EXTRACTED TEXT:
=======

• Eating disorders;
  • Generation R;
  • gestational weight gain;
  • obstetric outcomes;
  • pregnancy

Please cite this paper as: Micali N, De Stavola B, dos-Santos-Silva I, Steenweg-de Graaff J, Jansen P, Jaddoe V, Hofman A, Verhulst F, Steegers E, Tiemeier H. Perinatal outcomes and gestational weight gain in women with eating disorders: a population-based cohort study. BJOG 2012;119:1493–1502.

Objective  To investigate adverse perinatal outcomes and gestational weight gain trajectories in women with lifetime (current/past) eating disorders (ED: anorexia nervosa [AN] and bulimia nervosa [BN]).

Design  A longitudinal population-based birth cohort.

Setting  Rotterdam, the Netherlands.

Sample  Women who enrolled prenatally, had complete information on exposure (lifetime ED), and gave birth to a live singleton (n = 5256). Four groups of exposed women: lifetime AN (n = 129), lifetime BN (n = 209), lifetime AN + BN (n = 100), other lifetime psychiatric disorder (n = 1002) were compared with unexposed women (n = 3816).

=======

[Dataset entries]
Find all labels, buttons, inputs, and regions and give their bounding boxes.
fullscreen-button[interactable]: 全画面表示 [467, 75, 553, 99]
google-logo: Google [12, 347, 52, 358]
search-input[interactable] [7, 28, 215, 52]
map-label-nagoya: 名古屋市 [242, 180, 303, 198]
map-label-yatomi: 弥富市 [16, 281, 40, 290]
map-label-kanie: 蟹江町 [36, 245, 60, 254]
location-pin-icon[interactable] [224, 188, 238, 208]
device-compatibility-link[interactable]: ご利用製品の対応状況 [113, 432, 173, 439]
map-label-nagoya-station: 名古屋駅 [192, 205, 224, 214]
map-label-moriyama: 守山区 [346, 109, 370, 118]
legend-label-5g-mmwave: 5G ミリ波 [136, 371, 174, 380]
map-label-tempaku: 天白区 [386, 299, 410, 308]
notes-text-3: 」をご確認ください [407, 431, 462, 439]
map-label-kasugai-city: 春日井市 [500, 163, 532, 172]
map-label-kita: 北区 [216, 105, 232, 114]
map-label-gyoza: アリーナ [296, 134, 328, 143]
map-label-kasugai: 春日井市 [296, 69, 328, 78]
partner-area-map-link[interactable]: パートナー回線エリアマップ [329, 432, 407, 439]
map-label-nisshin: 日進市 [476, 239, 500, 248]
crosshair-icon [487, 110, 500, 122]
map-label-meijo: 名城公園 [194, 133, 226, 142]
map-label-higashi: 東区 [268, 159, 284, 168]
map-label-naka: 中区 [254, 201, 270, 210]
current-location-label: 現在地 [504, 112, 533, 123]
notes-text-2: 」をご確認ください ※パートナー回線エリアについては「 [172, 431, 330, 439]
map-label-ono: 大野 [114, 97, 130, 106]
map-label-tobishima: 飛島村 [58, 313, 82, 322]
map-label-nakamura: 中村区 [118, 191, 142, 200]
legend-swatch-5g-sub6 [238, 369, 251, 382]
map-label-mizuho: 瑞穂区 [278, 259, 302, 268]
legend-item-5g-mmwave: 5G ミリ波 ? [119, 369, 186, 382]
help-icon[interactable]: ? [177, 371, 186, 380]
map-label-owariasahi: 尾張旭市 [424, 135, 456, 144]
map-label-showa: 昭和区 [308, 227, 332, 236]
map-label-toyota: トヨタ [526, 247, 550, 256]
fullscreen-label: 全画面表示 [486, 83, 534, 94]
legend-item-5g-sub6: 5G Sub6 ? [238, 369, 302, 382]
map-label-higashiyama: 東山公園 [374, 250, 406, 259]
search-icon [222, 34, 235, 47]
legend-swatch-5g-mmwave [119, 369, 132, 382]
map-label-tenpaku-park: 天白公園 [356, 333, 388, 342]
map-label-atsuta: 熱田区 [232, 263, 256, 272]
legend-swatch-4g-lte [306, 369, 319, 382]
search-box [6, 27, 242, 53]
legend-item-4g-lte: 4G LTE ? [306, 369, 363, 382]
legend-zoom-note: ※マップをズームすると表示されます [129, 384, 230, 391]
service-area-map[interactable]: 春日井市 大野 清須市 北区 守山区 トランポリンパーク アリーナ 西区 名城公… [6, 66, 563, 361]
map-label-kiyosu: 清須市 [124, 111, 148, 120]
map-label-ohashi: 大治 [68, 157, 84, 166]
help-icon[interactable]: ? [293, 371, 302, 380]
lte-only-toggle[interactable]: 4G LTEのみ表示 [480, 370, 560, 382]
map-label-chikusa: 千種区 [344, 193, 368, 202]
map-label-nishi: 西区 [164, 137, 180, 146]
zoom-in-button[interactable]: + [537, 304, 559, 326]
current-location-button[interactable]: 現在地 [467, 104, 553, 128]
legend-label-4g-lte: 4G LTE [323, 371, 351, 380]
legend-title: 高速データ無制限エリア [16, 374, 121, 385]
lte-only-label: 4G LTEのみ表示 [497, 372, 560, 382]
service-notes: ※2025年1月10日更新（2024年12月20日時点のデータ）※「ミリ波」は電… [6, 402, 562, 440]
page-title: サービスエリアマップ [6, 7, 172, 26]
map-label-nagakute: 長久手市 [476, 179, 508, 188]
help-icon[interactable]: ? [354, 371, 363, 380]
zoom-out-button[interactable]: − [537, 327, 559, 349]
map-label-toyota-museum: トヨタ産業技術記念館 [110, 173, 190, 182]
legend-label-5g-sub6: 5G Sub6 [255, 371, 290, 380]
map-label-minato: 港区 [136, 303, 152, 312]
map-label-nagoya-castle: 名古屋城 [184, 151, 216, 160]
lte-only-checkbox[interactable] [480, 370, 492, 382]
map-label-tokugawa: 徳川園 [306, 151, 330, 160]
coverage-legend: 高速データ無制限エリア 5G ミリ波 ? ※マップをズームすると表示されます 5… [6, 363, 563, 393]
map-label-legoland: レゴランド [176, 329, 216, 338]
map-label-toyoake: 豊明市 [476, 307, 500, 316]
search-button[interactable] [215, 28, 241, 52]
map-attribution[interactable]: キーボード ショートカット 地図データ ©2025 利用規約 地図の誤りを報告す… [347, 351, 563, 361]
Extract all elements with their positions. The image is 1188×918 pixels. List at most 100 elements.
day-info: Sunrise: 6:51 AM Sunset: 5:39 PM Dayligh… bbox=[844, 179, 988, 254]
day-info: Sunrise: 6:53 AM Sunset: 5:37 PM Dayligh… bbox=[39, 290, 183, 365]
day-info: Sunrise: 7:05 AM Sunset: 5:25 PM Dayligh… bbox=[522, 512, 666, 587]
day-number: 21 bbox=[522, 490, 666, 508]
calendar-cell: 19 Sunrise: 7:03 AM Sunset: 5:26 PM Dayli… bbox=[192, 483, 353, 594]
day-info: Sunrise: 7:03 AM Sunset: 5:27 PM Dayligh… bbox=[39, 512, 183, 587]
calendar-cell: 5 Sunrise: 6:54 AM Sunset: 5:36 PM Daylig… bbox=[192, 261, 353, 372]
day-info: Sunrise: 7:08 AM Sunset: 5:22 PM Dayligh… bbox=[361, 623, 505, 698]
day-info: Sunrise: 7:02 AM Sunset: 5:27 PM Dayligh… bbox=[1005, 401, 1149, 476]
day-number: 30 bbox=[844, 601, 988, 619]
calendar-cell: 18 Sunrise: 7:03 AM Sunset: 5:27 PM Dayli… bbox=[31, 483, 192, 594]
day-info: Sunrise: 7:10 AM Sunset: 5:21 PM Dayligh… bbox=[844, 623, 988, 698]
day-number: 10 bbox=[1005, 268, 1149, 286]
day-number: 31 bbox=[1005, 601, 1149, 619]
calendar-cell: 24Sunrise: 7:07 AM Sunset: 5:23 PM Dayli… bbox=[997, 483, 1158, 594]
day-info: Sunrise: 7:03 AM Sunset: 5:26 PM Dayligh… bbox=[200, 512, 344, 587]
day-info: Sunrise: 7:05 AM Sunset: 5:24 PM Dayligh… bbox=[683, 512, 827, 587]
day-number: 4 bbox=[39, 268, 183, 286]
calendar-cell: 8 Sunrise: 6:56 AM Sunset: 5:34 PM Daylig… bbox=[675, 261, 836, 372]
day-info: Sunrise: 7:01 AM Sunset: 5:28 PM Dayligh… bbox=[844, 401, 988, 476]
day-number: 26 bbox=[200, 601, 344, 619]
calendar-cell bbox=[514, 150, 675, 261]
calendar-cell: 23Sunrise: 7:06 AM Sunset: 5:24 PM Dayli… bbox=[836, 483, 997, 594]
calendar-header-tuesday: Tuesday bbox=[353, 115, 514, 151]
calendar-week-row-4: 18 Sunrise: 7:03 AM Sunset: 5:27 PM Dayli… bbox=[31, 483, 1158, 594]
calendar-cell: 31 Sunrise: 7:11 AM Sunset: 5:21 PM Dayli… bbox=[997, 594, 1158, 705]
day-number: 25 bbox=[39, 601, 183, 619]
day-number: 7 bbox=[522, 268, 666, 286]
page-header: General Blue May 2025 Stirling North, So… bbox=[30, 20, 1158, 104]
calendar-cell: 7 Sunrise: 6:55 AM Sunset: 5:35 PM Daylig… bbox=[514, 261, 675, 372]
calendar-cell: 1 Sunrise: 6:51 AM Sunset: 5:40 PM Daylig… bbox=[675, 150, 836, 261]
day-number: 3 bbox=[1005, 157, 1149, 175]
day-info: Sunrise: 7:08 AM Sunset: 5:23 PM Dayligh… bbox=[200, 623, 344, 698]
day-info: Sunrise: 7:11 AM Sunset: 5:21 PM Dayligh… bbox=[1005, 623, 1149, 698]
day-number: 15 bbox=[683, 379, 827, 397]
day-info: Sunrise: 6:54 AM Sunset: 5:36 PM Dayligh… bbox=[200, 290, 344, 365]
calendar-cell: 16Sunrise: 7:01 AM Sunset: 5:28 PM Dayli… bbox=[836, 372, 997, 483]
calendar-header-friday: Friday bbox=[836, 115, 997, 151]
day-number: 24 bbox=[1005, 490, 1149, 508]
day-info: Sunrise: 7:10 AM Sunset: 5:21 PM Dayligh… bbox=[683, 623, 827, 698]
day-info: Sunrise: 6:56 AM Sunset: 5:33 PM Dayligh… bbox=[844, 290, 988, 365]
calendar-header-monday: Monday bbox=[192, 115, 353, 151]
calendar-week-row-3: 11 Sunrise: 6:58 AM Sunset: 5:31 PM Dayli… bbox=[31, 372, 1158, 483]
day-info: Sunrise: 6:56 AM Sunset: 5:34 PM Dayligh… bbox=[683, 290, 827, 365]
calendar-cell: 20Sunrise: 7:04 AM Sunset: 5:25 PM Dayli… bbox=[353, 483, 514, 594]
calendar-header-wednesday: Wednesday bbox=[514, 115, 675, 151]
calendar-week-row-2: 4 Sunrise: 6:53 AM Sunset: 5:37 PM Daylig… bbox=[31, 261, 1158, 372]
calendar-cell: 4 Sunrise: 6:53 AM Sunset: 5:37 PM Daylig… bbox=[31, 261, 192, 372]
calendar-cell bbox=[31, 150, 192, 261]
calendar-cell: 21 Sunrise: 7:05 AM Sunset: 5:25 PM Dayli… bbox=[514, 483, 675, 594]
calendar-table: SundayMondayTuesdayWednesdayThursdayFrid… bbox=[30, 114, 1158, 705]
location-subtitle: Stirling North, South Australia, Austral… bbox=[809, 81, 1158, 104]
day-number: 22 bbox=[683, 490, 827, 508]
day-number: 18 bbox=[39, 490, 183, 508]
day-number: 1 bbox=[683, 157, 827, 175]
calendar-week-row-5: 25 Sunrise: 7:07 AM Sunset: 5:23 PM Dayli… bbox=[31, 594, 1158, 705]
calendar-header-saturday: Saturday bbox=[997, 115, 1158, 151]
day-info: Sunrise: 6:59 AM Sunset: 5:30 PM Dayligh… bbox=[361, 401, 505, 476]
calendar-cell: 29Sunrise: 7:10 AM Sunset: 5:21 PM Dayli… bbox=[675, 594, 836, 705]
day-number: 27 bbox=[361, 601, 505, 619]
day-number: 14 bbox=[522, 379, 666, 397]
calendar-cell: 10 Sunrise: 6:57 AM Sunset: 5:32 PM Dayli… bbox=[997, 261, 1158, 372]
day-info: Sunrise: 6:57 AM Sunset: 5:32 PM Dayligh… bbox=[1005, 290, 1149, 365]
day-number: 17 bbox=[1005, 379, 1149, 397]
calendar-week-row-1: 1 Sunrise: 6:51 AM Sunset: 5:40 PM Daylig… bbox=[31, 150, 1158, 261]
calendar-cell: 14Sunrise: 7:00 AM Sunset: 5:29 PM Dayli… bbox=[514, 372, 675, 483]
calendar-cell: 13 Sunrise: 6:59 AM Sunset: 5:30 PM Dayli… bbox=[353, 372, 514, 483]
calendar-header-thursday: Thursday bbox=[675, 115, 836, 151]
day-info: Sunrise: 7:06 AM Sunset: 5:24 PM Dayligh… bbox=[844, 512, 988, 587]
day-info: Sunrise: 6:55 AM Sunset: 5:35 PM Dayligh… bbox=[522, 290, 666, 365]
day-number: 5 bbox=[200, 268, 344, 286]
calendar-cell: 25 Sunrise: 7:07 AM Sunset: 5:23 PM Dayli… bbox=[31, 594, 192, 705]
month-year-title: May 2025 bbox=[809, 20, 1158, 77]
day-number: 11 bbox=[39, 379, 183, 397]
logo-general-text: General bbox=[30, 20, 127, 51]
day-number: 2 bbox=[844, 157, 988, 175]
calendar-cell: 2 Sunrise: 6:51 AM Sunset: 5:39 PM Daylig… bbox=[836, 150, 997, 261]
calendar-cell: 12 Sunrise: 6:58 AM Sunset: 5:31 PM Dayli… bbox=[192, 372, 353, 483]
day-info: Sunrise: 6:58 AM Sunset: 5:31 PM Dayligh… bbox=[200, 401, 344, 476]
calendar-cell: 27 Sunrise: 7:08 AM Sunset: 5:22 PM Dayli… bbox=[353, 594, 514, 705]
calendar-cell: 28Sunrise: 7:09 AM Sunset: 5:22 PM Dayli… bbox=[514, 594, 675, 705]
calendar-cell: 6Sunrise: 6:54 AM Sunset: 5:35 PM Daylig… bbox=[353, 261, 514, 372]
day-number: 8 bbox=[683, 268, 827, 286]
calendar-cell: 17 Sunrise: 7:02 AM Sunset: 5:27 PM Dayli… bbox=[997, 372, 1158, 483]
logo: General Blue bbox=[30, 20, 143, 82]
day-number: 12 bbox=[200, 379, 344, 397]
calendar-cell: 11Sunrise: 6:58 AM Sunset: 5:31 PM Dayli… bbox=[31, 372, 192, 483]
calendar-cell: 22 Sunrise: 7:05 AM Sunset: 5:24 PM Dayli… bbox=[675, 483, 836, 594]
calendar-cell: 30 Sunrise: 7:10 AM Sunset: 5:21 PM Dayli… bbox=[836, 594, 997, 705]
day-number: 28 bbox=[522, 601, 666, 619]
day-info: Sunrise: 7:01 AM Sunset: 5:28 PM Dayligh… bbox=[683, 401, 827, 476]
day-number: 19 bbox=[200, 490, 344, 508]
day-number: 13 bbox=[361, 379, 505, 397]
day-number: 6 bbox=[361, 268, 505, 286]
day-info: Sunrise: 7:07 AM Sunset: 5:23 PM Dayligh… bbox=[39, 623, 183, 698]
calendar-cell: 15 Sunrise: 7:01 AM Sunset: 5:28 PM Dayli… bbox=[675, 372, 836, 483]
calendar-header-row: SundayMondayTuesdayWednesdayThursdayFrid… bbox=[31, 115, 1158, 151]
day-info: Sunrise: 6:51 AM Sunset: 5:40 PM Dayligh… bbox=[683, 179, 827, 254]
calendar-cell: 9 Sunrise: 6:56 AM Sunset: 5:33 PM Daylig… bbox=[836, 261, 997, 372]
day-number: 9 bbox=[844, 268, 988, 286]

=======

COMPLETE THE FOLLOWING:
1) In what setting did the eating disorders study take place?
2) In the abstract, rewrite the passage that begins at the words "Please cite this" and stops after "population-based birth cohort.", changing "population-based" to "community-based".
3) Name every group of exposed women that the abstract compares with unexposed women.

PER-TASK ANSWERS:
1) Rotterdam, the Netherlands.

2)
Please cite this paper as: Micali N, De Stavola B, dos-Santos-Silva I, Steenweg-de Graaff J, Jansen P, Jaddoe V, Hofman A, Verhulst F, Steegers E, Tiemeier H. Perinatal outcomes and gestational weight gain in women with eating disorders: a community-based cohort study. BJOG 2012;119:1493–1502.

Objective  To investigate adverse perinatal outcomes and gestational weight gain trajectories in women with lifetime (current/past) eating disorders (ED: anorexia nervosa [AN] and bulimia nervosa [BN]).

Design  A longitudinal community-based birth cohort.

3) Lifetime AN (n = 129), lifetime BN (n = 209), lifetime AN + BN (n = 100), and other lifetime psychiatric disorder (n = 1002).